Saved entries |
-.-.-

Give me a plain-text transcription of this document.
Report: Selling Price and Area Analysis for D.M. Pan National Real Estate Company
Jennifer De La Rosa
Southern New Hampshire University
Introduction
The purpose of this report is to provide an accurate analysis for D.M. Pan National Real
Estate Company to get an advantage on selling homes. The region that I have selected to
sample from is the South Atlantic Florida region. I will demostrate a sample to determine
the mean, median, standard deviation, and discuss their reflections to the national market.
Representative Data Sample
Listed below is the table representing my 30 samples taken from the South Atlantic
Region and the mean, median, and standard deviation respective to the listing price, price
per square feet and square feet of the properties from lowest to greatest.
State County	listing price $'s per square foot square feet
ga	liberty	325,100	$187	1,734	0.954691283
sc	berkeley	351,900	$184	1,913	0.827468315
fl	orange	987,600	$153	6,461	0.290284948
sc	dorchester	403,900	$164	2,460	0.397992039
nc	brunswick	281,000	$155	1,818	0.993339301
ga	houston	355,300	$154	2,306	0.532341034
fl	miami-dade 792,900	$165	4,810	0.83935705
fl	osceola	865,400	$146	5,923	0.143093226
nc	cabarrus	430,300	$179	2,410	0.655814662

-.-.-

Exercise brief |
Using the data above, copy each line that contains "mean".

Output for this exercise |
the mean, median, standard deviation, and discuss their reflections to the national market.
Region and the mean, median, and standard deviation respective to the listing price, price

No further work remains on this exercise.